+++ Exercise input +++

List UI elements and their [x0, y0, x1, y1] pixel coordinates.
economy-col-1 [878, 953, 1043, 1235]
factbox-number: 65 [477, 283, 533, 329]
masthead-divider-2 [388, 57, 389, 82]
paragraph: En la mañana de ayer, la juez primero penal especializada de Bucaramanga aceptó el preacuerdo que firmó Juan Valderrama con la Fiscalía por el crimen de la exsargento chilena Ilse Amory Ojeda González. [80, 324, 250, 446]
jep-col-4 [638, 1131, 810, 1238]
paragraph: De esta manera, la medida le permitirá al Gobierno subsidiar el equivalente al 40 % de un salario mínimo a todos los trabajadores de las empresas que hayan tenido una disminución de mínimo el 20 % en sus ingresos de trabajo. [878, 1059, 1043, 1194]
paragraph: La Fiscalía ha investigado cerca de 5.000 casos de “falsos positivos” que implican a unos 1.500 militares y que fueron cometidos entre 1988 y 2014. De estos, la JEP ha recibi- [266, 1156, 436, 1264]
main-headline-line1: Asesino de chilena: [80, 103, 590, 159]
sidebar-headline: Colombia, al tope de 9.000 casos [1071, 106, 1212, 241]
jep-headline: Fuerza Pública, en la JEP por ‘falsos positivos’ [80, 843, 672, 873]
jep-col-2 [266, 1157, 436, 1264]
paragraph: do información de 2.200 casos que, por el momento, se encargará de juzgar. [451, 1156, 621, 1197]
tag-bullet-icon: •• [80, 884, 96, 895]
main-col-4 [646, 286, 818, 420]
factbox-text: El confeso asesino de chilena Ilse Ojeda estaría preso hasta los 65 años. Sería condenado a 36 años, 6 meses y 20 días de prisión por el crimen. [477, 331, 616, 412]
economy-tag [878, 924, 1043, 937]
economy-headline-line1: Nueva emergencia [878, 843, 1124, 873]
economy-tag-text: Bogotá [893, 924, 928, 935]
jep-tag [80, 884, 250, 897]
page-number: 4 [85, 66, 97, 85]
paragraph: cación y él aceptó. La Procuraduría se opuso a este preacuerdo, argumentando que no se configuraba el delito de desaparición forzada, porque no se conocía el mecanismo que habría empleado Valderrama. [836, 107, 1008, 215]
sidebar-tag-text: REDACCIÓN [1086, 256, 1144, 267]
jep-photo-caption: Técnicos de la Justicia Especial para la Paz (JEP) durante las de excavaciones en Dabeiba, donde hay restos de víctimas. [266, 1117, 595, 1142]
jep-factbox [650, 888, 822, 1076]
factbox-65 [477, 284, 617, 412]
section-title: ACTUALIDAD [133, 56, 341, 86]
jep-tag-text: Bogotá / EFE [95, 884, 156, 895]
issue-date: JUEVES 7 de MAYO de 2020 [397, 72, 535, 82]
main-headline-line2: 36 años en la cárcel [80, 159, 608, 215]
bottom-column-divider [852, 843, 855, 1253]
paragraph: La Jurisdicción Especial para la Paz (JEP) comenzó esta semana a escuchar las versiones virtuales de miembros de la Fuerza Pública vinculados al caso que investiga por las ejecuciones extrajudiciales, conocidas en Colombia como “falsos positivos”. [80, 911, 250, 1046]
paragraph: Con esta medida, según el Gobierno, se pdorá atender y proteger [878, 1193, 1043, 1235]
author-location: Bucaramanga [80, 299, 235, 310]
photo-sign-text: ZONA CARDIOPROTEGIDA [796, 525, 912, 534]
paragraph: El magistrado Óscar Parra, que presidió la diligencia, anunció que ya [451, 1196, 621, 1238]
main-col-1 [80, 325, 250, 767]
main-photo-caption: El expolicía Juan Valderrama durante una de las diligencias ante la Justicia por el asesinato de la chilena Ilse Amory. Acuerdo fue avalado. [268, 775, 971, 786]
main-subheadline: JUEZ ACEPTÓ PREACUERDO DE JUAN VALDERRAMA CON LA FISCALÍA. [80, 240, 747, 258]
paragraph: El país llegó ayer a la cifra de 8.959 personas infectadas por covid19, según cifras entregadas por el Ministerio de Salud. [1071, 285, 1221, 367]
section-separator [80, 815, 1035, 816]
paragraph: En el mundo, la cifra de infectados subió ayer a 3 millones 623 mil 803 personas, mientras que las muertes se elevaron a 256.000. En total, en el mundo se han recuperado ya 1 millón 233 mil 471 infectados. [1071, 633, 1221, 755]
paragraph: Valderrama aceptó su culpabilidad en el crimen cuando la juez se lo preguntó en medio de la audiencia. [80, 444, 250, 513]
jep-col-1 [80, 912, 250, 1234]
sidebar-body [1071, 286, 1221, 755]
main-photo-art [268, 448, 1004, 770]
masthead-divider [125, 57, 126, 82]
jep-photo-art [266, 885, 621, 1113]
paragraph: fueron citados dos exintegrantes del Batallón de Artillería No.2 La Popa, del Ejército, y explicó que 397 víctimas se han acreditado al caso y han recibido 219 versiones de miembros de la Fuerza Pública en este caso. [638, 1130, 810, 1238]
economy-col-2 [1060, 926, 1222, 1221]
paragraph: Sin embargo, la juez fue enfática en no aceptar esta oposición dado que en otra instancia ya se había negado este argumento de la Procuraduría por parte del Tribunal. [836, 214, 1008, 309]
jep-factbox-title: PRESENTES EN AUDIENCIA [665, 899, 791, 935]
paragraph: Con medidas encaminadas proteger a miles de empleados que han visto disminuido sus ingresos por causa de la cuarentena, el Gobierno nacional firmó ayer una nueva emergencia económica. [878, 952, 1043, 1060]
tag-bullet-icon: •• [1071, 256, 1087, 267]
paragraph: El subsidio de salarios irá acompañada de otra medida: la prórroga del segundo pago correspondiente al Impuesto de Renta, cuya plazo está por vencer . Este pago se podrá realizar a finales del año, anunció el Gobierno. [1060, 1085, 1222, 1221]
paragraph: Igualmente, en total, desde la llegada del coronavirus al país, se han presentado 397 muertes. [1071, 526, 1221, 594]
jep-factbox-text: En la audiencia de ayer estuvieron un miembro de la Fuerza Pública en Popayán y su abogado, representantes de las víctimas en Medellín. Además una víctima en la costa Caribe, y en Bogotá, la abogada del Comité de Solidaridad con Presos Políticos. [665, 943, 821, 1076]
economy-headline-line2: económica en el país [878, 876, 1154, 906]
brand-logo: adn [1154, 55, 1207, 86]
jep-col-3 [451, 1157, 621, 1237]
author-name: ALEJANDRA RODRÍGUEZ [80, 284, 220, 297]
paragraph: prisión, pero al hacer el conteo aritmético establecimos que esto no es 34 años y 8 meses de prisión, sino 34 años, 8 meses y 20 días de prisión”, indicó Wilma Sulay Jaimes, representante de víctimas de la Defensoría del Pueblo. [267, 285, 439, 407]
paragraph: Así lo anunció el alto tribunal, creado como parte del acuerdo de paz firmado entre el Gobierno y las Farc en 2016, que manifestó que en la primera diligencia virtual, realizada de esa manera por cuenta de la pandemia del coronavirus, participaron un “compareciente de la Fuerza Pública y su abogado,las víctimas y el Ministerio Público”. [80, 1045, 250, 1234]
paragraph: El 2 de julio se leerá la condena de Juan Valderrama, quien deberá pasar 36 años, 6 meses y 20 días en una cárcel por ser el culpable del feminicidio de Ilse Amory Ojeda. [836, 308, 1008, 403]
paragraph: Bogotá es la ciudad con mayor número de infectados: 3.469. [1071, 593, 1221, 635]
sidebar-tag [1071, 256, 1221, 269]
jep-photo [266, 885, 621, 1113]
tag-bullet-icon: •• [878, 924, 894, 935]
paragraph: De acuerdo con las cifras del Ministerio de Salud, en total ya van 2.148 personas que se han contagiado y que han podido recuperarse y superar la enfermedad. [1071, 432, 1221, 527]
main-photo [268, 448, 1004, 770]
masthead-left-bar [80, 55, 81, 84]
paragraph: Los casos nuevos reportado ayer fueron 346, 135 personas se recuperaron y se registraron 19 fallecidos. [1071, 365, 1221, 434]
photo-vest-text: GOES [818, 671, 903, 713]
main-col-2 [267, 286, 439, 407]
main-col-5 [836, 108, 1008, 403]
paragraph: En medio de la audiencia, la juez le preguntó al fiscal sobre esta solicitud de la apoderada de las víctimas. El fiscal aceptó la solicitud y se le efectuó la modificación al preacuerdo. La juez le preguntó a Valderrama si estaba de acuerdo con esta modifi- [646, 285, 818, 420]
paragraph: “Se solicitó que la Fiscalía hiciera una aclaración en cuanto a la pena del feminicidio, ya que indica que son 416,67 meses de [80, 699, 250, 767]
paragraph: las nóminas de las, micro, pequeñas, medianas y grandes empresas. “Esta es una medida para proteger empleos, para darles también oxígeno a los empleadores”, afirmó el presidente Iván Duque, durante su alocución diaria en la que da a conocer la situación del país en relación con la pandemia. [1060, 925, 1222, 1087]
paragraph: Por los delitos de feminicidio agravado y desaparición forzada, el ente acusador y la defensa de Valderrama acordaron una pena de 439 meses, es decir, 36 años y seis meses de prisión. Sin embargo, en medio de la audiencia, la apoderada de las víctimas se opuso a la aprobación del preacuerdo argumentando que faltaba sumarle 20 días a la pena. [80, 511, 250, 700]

+++

(Work item) In the entries above, some lines hold the string "Procuraduría". Copy each of them.

(Answer to this problem)
paragraph: cación y él aceptó. La Procuraduría se opuso a este preacuerdo, argumentando que no se configuraba el delito de desaparición forzada, porque no se conocía el mecanismo que habría empleado Valderrama. [836, 107, 1008, 215]
paragraph: Sin embargo, la juez fue enfática en no aceptar esta oposición dado que en otra instancia ya se había negado este argumento de la Procuraduría por parte del Tribunal. [836, 214, 1008, 309]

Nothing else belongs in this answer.